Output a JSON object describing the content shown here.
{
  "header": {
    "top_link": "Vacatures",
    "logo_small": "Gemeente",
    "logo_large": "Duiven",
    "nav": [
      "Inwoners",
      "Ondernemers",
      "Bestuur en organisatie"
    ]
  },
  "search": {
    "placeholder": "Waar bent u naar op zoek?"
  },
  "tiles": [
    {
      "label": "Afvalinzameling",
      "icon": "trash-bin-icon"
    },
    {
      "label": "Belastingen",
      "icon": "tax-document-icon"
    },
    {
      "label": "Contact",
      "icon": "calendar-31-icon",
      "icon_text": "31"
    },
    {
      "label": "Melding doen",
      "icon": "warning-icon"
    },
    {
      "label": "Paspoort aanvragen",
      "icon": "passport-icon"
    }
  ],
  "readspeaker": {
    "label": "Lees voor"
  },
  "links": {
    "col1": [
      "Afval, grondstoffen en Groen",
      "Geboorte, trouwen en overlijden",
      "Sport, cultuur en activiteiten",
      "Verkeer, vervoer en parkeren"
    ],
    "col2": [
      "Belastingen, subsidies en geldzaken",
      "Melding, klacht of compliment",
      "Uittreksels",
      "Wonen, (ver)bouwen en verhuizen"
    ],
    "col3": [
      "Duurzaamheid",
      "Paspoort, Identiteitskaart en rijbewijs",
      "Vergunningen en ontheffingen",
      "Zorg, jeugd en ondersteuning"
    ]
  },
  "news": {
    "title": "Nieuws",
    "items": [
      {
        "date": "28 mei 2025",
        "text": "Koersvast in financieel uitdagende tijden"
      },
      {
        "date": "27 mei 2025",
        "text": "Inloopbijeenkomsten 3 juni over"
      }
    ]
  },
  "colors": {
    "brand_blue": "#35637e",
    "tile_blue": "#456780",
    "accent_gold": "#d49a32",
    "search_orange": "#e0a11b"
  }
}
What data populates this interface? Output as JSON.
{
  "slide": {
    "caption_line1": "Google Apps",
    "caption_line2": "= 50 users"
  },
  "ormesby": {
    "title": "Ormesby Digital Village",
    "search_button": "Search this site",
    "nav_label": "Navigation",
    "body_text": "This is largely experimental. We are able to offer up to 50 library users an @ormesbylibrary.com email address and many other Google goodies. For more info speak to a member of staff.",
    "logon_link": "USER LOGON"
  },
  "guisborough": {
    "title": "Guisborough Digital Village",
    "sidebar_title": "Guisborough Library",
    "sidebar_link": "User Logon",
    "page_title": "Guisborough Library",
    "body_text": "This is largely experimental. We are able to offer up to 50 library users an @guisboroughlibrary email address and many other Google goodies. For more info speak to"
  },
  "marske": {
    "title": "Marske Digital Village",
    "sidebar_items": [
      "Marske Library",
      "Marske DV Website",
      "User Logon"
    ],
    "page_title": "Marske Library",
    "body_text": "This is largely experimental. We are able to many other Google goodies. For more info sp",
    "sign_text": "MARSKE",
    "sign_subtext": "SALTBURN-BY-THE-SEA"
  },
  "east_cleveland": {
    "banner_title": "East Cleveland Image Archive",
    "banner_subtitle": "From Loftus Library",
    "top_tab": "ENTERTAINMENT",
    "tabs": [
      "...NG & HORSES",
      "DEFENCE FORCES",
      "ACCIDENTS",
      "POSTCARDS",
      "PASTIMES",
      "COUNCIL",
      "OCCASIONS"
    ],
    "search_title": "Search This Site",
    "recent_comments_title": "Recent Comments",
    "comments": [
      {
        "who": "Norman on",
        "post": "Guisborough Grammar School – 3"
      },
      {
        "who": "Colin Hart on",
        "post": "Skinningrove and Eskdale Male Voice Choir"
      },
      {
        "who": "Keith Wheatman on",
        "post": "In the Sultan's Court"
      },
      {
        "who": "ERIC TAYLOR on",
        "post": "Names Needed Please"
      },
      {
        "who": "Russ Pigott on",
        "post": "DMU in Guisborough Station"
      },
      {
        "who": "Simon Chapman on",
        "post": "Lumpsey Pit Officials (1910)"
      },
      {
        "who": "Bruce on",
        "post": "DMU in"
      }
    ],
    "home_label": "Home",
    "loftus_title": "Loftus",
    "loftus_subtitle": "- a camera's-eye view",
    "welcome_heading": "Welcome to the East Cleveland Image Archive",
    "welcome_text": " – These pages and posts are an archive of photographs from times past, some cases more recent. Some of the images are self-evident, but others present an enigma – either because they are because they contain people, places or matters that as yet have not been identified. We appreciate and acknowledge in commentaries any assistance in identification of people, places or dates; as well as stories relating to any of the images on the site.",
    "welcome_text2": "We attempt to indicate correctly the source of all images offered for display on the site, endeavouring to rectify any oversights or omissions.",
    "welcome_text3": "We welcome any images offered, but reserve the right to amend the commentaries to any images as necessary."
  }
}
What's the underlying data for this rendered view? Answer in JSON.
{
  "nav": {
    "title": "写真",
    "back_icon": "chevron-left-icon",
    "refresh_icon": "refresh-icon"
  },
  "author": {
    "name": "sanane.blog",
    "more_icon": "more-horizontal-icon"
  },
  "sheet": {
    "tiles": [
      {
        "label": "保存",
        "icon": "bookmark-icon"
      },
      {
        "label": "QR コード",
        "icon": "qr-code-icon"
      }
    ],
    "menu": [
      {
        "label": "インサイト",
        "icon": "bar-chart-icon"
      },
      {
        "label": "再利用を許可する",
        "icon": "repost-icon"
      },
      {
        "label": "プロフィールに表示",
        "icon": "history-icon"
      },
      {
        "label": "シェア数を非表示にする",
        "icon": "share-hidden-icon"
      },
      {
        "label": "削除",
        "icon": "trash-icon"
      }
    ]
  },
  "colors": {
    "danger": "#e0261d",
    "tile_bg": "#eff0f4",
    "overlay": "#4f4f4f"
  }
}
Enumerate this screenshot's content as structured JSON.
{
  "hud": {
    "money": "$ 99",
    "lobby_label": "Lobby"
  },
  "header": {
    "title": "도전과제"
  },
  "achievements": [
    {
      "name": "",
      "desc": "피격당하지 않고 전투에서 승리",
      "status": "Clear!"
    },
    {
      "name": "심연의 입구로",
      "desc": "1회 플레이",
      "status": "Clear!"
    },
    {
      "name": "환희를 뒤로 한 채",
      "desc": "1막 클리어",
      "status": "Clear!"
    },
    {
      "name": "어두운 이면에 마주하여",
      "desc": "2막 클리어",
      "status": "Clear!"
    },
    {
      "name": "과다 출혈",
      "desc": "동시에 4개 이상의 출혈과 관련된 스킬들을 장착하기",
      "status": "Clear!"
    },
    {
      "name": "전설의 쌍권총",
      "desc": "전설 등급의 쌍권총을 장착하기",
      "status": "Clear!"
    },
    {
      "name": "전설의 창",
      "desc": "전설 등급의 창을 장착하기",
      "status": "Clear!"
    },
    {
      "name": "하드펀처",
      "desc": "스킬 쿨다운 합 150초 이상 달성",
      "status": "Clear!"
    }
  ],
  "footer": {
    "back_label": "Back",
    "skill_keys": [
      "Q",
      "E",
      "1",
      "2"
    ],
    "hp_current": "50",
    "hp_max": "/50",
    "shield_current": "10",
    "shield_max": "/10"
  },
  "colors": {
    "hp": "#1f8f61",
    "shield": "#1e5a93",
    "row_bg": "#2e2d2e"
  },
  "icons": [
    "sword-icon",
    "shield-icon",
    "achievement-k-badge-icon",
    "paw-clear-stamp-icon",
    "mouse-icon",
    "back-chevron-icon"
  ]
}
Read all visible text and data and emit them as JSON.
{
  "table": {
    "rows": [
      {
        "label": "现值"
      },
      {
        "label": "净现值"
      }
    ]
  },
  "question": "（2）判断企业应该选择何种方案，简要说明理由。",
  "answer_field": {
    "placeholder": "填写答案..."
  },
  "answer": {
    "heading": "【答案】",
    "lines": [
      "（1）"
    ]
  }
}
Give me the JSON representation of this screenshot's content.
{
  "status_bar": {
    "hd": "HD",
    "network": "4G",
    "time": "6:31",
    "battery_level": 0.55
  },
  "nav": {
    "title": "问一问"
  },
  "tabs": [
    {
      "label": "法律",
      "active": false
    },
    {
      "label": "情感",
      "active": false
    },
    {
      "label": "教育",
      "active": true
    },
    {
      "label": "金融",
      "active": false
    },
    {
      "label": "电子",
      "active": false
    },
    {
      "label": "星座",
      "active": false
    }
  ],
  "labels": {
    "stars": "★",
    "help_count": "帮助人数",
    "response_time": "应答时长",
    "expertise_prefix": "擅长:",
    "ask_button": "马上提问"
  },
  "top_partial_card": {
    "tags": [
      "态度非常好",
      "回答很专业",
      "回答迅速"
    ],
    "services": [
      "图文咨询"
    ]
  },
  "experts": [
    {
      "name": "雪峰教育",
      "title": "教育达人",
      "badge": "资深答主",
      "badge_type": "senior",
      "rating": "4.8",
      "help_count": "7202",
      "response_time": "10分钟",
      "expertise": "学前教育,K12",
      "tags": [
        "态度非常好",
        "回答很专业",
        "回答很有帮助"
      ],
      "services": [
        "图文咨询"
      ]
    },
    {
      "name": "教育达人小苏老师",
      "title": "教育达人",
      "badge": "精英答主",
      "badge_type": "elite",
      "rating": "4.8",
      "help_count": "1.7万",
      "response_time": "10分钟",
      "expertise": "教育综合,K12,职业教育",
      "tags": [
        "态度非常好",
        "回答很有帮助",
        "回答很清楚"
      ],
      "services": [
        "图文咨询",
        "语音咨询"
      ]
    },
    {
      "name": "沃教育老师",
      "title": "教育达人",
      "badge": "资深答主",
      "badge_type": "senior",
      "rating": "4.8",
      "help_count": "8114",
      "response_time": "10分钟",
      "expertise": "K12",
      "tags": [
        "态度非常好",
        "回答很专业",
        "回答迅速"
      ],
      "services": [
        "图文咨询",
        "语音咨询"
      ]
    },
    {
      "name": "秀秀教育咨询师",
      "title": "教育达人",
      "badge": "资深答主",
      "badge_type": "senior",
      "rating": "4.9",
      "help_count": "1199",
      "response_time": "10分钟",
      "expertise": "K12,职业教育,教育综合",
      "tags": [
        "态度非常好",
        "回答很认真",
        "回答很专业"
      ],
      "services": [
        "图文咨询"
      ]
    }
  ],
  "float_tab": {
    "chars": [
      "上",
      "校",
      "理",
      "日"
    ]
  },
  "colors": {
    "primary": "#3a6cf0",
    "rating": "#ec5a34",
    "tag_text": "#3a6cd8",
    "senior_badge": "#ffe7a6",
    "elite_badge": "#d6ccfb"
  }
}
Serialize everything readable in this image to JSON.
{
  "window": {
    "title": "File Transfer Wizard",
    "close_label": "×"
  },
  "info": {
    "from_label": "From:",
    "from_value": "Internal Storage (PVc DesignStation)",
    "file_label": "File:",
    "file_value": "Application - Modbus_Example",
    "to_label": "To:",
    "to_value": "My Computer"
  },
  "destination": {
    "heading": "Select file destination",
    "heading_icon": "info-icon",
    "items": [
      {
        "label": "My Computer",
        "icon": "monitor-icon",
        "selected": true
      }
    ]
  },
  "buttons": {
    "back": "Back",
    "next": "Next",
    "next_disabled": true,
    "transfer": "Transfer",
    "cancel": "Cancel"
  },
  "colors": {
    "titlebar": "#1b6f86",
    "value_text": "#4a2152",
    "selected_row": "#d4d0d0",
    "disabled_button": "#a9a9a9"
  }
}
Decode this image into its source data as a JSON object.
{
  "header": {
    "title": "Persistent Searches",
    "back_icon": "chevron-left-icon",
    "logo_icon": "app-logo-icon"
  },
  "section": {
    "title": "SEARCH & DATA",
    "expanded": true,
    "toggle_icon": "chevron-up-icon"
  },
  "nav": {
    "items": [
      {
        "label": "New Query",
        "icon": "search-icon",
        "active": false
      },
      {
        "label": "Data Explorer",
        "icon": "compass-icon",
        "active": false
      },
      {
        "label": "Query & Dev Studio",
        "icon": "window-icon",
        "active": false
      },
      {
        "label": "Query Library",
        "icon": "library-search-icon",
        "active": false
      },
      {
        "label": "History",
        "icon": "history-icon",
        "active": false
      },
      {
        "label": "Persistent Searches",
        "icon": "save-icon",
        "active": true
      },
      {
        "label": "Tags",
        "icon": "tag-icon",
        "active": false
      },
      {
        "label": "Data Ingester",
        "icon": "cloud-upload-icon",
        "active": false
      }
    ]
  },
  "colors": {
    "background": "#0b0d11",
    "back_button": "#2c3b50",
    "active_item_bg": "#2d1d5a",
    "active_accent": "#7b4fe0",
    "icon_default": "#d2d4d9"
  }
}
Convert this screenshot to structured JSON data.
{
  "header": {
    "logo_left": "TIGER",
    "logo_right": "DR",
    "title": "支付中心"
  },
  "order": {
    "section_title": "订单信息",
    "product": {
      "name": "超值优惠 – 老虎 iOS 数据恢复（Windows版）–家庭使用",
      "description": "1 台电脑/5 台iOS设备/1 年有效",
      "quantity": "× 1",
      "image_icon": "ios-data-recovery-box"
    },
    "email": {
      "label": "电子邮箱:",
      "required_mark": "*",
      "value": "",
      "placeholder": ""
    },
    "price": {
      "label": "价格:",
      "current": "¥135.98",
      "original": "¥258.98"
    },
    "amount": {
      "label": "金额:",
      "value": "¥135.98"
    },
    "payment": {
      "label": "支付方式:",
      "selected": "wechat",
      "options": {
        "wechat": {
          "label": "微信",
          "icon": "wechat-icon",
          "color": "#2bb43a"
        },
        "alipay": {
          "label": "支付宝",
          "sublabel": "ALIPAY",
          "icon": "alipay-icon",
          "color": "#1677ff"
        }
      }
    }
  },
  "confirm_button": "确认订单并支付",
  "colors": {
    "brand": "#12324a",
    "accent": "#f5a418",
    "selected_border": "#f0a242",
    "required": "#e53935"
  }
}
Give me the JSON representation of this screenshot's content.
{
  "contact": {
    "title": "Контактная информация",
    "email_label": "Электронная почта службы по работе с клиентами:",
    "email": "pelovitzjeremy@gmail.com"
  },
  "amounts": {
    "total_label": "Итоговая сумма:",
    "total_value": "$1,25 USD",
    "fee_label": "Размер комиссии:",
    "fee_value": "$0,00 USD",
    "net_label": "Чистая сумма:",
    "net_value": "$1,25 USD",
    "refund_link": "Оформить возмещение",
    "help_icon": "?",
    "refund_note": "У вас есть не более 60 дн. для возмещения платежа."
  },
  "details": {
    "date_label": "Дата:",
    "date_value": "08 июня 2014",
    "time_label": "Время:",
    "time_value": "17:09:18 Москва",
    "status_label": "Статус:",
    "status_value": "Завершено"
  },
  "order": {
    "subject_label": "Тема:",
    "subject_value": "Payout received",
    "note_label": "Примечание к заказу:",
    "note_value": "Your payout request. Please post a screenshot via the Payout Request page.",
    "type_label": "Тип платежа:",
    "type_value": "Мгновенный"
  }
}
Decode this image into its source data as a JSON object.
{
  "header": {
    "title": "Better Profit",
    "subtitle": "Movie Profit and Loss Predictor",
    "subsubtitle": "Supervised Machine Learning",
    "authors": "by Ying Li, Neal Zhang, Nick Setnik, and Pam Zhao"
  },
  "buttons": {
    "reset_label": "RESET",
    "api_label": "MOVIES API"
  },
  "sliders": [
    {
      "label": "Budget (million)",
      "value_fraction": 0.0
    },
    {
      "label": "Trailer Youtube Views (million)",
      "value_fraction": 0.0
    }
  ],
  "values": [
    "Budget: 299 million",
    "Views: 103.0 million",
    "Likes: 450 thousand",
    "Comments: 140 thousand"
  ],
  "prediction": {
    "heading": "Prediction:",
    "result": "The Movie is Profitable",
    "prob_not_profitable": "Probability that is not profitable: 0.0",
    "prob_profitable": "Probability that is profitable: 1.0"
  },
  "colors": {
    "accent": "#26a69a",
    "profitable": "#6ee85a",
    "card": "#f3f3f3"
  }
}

▸ **Your instructions**
Work out the count of lines containing the word "placeholder", then write only that count.

▸ **Reply to the task**
3